◆ What is being asked ◆
Search the entries below for the word "panel" and copy every line where it appears.

◆ Data for this exercise ◆

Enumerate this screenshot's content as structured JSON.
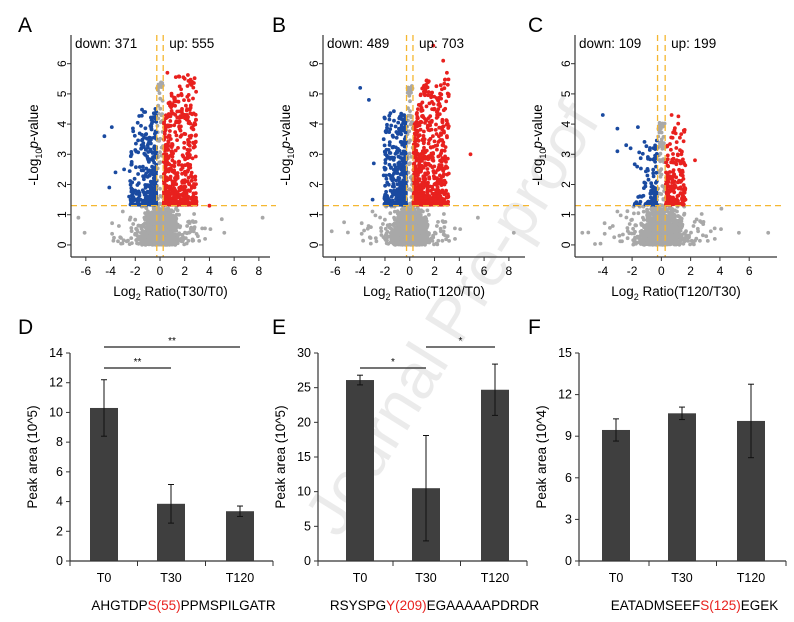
{
  "watermark": "Journal Pre-proof",
  "colors": {
    "up": "#e8211e",
    "down": "#1a4aa0",
    "ns": "#a8a8a8",
    "threshold": "#f5b731",
    "bar": "#3f3f3f"
  },
  "chart_data": [
    {
      "panel": "A",
      "type": "scatter",
      "xlabel_pre": "Log",
      "xlabel_sub": "2",
      "xlabel_post": " Ratio(T30/T0)",
      "ylabel_pre": "-Log",
      "ylabel_sub": "10",
      "ylabel_p": "p",
      "ylabel_post": "-value",
      "down_label": "down: 371",
      "up_label": "up: 555",
      "down_count": 371,
      "up_count": 555,
      "xticks": [
        -6,
        -4,
        -2,
        0,
        2,
        4,
        6,
        8
      ],
      "yticks": [
        0,
        1,
        2,
        3,
        4,
        5,
        6
      ],
      "xlim": [
        -7.2,
        8.9
      ],
      "ylim": [
        -0.4,
        6.95
      ],
      "fc_threshold": 0.26,
      "p_threshold": 1.3,
      "max_up_x": 2.9,
      "max_down_x": -2.4,
      "max_y": 5.6,
      "outliers": [
        {
          "x": -4.5,
          "y": 3.6,
          "c": "down"
        },
        {
          "x": -3.9,
          "y": 3.9,
          "c": "down"
        },
        {
          "x": -4.1,
          "y": 1.9,
          "c": "down"
        },
        {
          "x": -3.6,
          "y": 2.4,
          "c": "down"
        },
        {
          "x": -2.9,
          "y": 2.5,
          "c": "down"
        },
        {
          "x": -2.3,
          "y": 3.0,
          "c": "down"
        },
        {
          "x": -2.5,
          "y": 1.6,
          "c": "down"
        },
        {
          "x": 4.0,
          "y": 1.3,
          "c": "up"
        },
        {
          "x": 0.6,
          "y": 5.7,
          "c": "up"
        },
        {
          "x": 2.0,
          "y": 5.5,
          "c": "up"
        },
        {
          "x": 2.6,
          "y": 5.4,
          "c": "up"
        },
        {
          "x": 8.3,
          "y": 0.9,
          "c": "ns"
        },
        {
          "x": -6.6,
          "y": 0.9,
          "c": "ns"
        },
        {
          "x": -6.1,
          "y": 0.4,
          "c": "ns"
        },
        {
          "x": 5.2,
          "y": 0.4,
          "c": "ns"
        },
        {
          "x": 5.0,
          "y": 0.85,
          "c": "ns"
        }
      ]
    },
    {
      "panel": "B",
      "type": "scatter",
      "xlabel_pre": "Log",
      "xlabel_sub": "2",
      "xlabel_post": " Ratio(T120/T0)",
      "ylabel_pre": "-Log",
      "ylabel_sub": "10",
      "ylabel_p": "p",
      "ylabel_post": "-value",
      "down_label": "down: 489",
      "up_label": "up: 703",
      "down_count": 489,
      "up_count": 703,
      "xticks": [
        -6,
        -4,
        -2,
        0,
        2,
        4,
        6,
        8
      ],
      "yticks": [
        0,
        1,
        2,
        3,
        4,
        5,
        6
      ],
      "xlim": [
        -7.0,
        9.3
      ],
      "ylim": [
        -0.4,
        6.95
      ],
      "fc_threshold": 0.26,
      "p_threshold": 1.3,
      "max_up_x": 3.1,
      "max_down_x": -2.0,
      "max_y": 5.5,
      "outliers": [
        {
          "x": -4.0,
          "y": 5.2,
          "c": "down"
        },
        {
          "x": -3.3,
          "y": 4.8,
          "c": "down"
        },
        {
          "x": -2.1,
          "y": 3.5,
          "c": "down"
        },
        {
          "x": -2.9,
          "y": 2.7,
          "c": "down"
        },
        {
          "x": -3.0,
          "y": 1.5,
          "c": "down"
        },
        {
          "x": -2.1,
          "y": 2.3,
          "c": "down"
        },
        {
          "x": 4.9,
          "y": 3.0,
          "c": "up"
        },
        {
          "x": 1.9,
          "y": 6.6,
          "c": "up"
        },
        {
          "x": 2.7,
          "y": 6.1,
          "c": "up"
        },
        {
          "x": 3.0,
          "y": 5.7,
          "c": "up"
        },
        {
          "x": 3.1,
          "y": 5.0,
          "c": "up"
        },
        {
          "x": 8.4,
          "y": 0.4,
          "c": "ns"
        },
        {
          "x": -6.3,
          "y": 0.45,
          "c": "ns"
        },
        {
          "x": 5.5,
          "y": 0.9,
          "c": "ns"
        },
        {
          "x": -5.3,
          "y": 0.75,
          "c": "ns"
        }
      ]
    },
    {
      "panel": "C",
      "type": "scatter",
      "xlabel_pre": "Log",
      "xlabel_sub": "2",
      "xlabel_post": " Ratio(T120/T30)",
      "ylabel_pre": "-Log",
      "ylabel_sub": "10",
      "ylabel_p": "p",
      "ylabel_post": "-value",
      "down_label": "down: 109",
      "up_label": "up: 199",
      "down_count": 109,
      "up_count": 199,
      "xticks": [
        -4,
        -2,
        0,
        2,
        4,
        6
      ],
      "yticks": [
        0,
        1,
        2,
        3,
        4,
        5,
        6
      ],
      "xlim": [
        -5.9,
        7.9
      ],
      "ylim": [
        -0.4,
        6.95
      ],
      "fc_threshold": 0.26,
      "p_threshold": 1.3,
      "max_up_x": 1.6,
      "max_down_x": -1.8,
      "max_y": 4.3,
      "outliers": [
        {
          "x": -4.0,
          "y": 4.3,
          "c": "down"
        },
        {
          "x": -3.0,
          "y": 3.85,
          "c": "down"
        },
        {
          "x": -1.6,
          "y": 3.9,
          "c": "down"
        },
        {
          "x": -2.4,
          "y": 3.3,
          "c": "down"
        },
        {
          "x": -2.1,
          "y": 3.2,
          "c": "down"
        },
        {
          "x": -3.0,
          "y": 3.1,
          "c": "down"
        },
        {
          "x": 2.3,
          "y": 2.8,
          "c": "up"
        },
        {
          "x": 0.7,
          "y": 4.3,
          "c": "up"
        },
        {
          "x": 7.3,
          "y": 0.4,
          "c": "ns"
        },
        {
          "x": -5.4,
          "y": 0.4,
          "c": "ns"
        },
        {
          "x": 4.1,
          "y": 1.2,
          "c": "ns"
        },
        {
          "x": 5.3,
          "y": 0.4,
          "c": "ns"
        }
      ]
    },
    {
      "panel": "D",
      "type": "bar",
      "categories": [
        "T0",
        "T30",
        "T120"
      ],
      "values": [
        10.3,
        3.85,
        3.35
      ],
      "errors": [
        1.9,
        1.3,
        0.35
      ],
      "ylabel": "Peak area (10^5)",
      "ylim": [
        0,
        14
      ],
      "yticks": [
        0,
        2,
        4,
        6,
        8,
        10,
        12,
        14
      ],
      "significance": [
        {
          "from": 0,
          "to": 2,
          "label": "**",
          "level": "high"
        },
        {
          "from": 0,
          "to": 1,
          "label": "**",
          "level": "low"
        }
      ],
      "peptide": {
        "pre": "AHGTDP",
        "site": "S(55)",
        "post": "PPMSPILGATR"
      }
    },
    {
      "panel": "E",
      "type": "bar",
      "categories": [
        "T0",
        "T30",
        "T120"
      ],
      "values": [
        26.1,
        10.5,
        24.7
      ],
      "errors": [
        0.7,
        7.6,
        3.7
      ],
      "ylabel": "Peak area (10^5)",
      "ylim": [
        0,
        30
      ],
      "yticks": [
        0,
        5,
        10,
        15,
        20,
        25,
        30
      ],
      "significance": [
        {
          "from": 0,
          "to": 1,
          "label": "*",
          "level": "low"
        },
        {
          "from": 1,
          "to": 2,
          "label": "*",
          "level": "high"
        }
      ],
      "peptide": {
        "pre": "RSYSPG",
        "site": "Y(209)",
        "post": "EGAAAAAPDRDR"
      }
    },
    {
      "panel": "F",
      "type": "bar",
      "categories": [
        "T0",
        "T30",
        "T120"
      ],
      "values": [
        9.45,
        10.65,
        10.1
      ],
      "errors": [
        0.8,
        0.45,
        2.65
      ],
      "ylabel": "Peak area (10^4)",
      "ylim": [
        0,
        15
      ],
      "yticks": [
        0,
        3,
        6,
        9,
        12,
        15
      ],
      "significance": [],
      "peptide": {
        "pre": "EATADMSEEF",
        "site": "S(125)",
        "post": "EGEK"
      }
    }
  ]
}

◆ Answer to this exercise ◆
      "panel": "A",
      "panel": "B",
      "panel": "C",
      "panel": "D",
      "panel": "E",
      "panel": "F",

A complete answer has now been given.